= What the exercise asks =
Transcribe the records that follow in their entirety, omitting any pictures.

= Stored records =
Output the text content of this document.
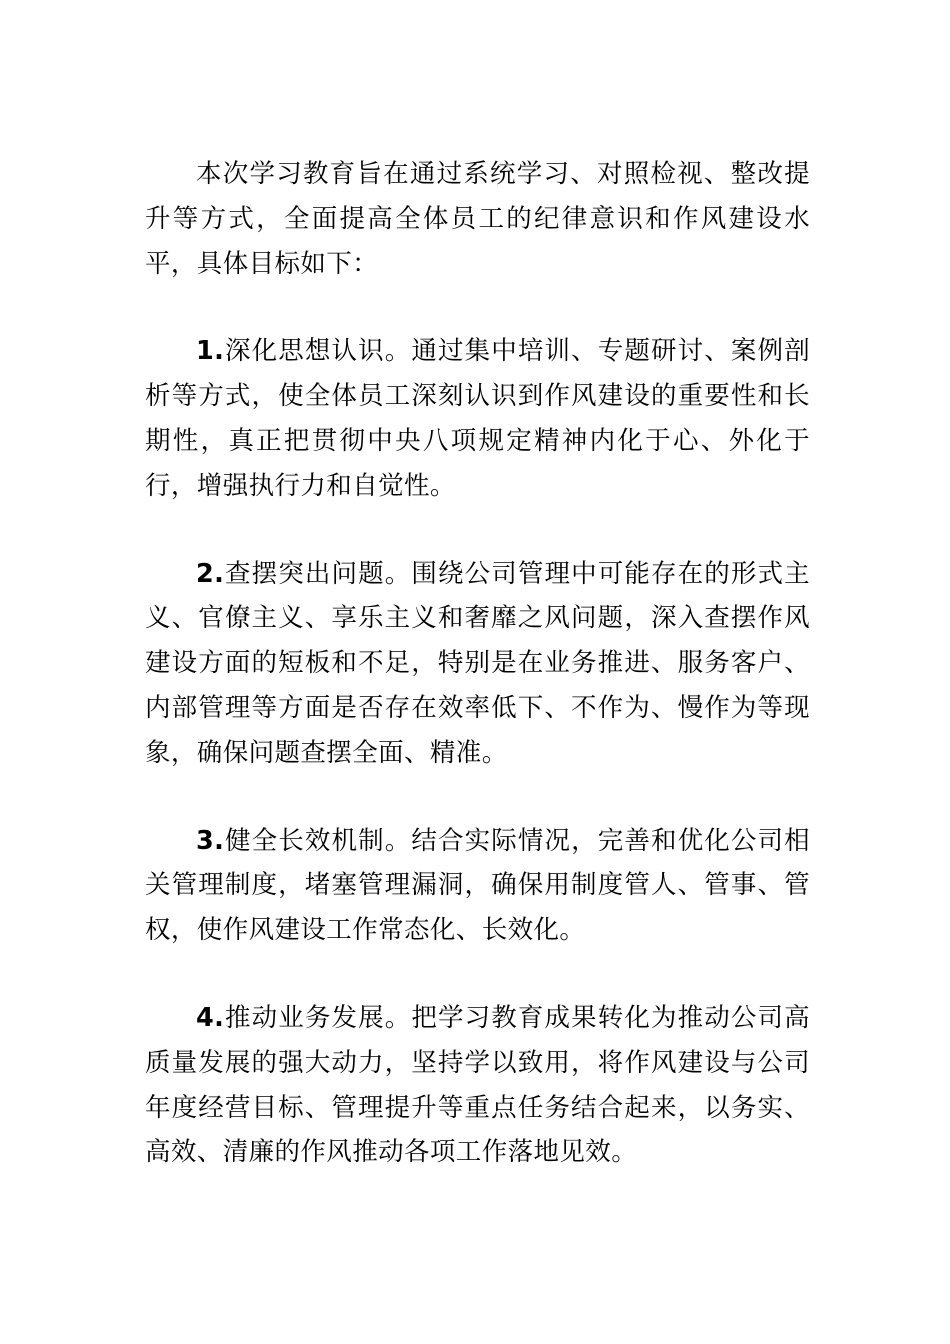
本次学习教育旨在通过系统学习、对照检视、整改提升等方式，全面提高全体员工的纪律意识和作风建设水平，具体目标如下：

1.深化思想认识。通过集中培训、专题研讨、案例剖析等方式，使全体员工深刻认识到作风建设的重要性和长期性，真正把贯彻中央八项规定精神内化于心、外化于行，增强执行力和自觉性。

2.查摆突出问题。围绕公司管理中可能存在的形式主义、官僚主义、享乐主义和奢靡之风问题，深入查摆作风建设方面的短板和不足，特别是在业务推进、服务客户、内部管理等方面是否存在效率低下、不作为、慢作为等现象，确保问题查摆全面、精准。

3.健全长效机制。结合实际情况，完善和优化公司相关管理制度，堵塞管理漏洞，确保用制度管人、管事、管权，使作风建设工作常态化、长效化。

4.推动业务发展。把学习教育成果转化为推动公司高质量发展的强大动力，坚持学以致用，将作风建设与公司年度经营目标、管理提升等重点任务结合起来，以务实、高效、清廉的作风推动各项工作落地见效。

= Exercise answer =
Output the text content of this document.
本次学习教育旨在通过系统学习、对照检视、整改提升等方式，全面提高全体员工的纪律意识和作风建设水平，具体目标如下：

1.深化思想认识。通过集中培训、专题研讨、案例剖析等方式，使全体员工深刻认识到作风建设的重要性和长期性，真正把贯彻中央八项规定精神内化于心、外化于行，增强执行力和自觉性。

2.查摆突出问题。围绕公司管理中可能存在的形式主义、官僚主义、享乐主义和奢靡之风问题，深入查摆作风建设方面的短板和不足，特别是在业务推进、服务客户、内部管理等方面是否存在效率低下、不作为、慢作为等现象，确保问题查摆全面、精准。

3.健全长效机制。结合实际情况，完善和优化公司相关管理制度，堵塞管理漏洞，确保用制度管人、管事、管权，使作风建设工作常态化、长效化。

4.推动业务发展。把学习教育成果转化为推动公司高质量发展的强大动力，坚持学以致用，将作风建设与公司年度经营目标、管理提升等重点任务结合起来，以务实、高效、清廉的作风推动各项工作落地见效。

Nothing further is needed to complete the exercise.